■ Task instructions
Return all the entries exactly, keeping pictures out.
:: Available data
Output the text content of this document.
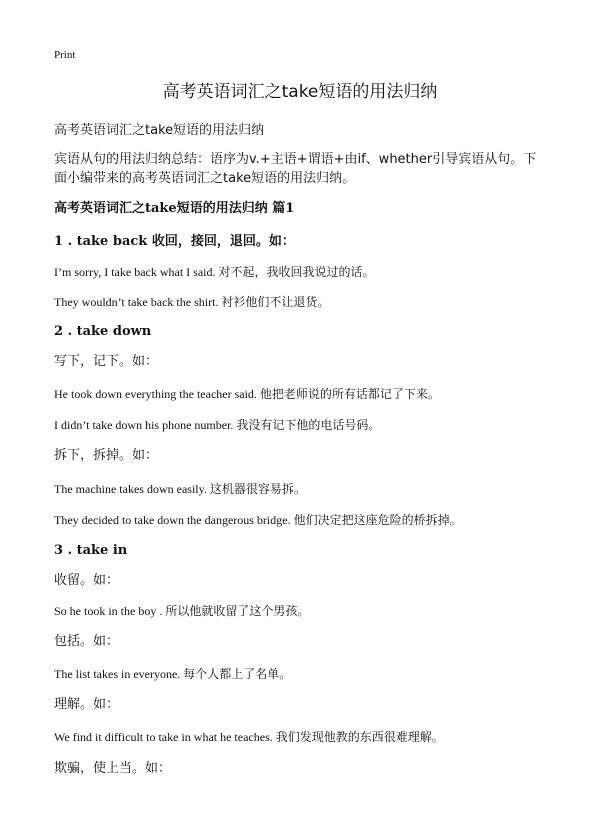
Print
高考英语词汇之take短语的用法归纳
高考英语词汇之take短语的用法归纳
宾语从句的用法归纳总结：语序为v.+主语+谓语+由if、whether引导宾语从句。下
面小编带来的高考英语词汇之take短语的用法归纳。
高考英语词汇之take短语的用法归纳 篇1
1 . take back 收回，接回，退回。如：
I’m sorry, I take back what I said. 对不起，我收回我说过的话。
They wouldn’t take back the shirt. 衬衫他们不让退货。
2 . take down
写下，记下。如：
He took down everything the teacher said. 他把老师说的所有话都记了下来。
I didn’t take down his phone number. 我没有记下他的电话号码。
拆下，拆掉。如：
The machine takes down easily. 这机器很容易拆。
They decided to take down the dangerous bridge. 他们决定把这座危险的桥拆掉。
3 . take in
收留。如：
So he took in the boy . 所以他就收留了这个男孩。
包括。如：
The list takes in everyone. 每个人都上了名单。
理解。如：
We find it difficult to take in what he teaches. 我们发现他教的东西很难理解。
欺骗，使上当。如：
::::
■ Exercise solution
Output the text content of this document.
Print
高考英语词汇之take短语的用法归纳
高考英语词汇之take短语的用法归纳
宾语从句的用法归纳总结：语序为v.+主语+谓语+由if、whether引导宾语从句。下
面小编带来的高考英语词汇之take短语的用法归纳。
高考英语词汇之take短语的用法归纳 篇1
1 . take back 收回，接回，退回。如：
I’m sorry, I take back what I said. 对不起，我收回我说过的话。
They wouldn’t take back the shirt. 衬衫他们不让退货。
2 . take down
写下，记下。如：
He took down everything the teacher said. 他把老师说的所有话都记了下来。
I didn’t take down his phone number. 我没有记下他的电话号码。
拆下，拆掉。如：
The machine takes down easily. 这机器很容易拆。
They decided to take down the dangerous bridge. 他们决定把这座危险的桥拆掉。
3 . take in
收留。如：
So he took in the boy . 所以他就收留了这个男孩。
包括。如：
The list takes in everyone. 每个人都上了名单。
理解。如：
We find it difficult to take in what he teaches. 我们发现他教的东西很难理解。
欺骗，使上当。如：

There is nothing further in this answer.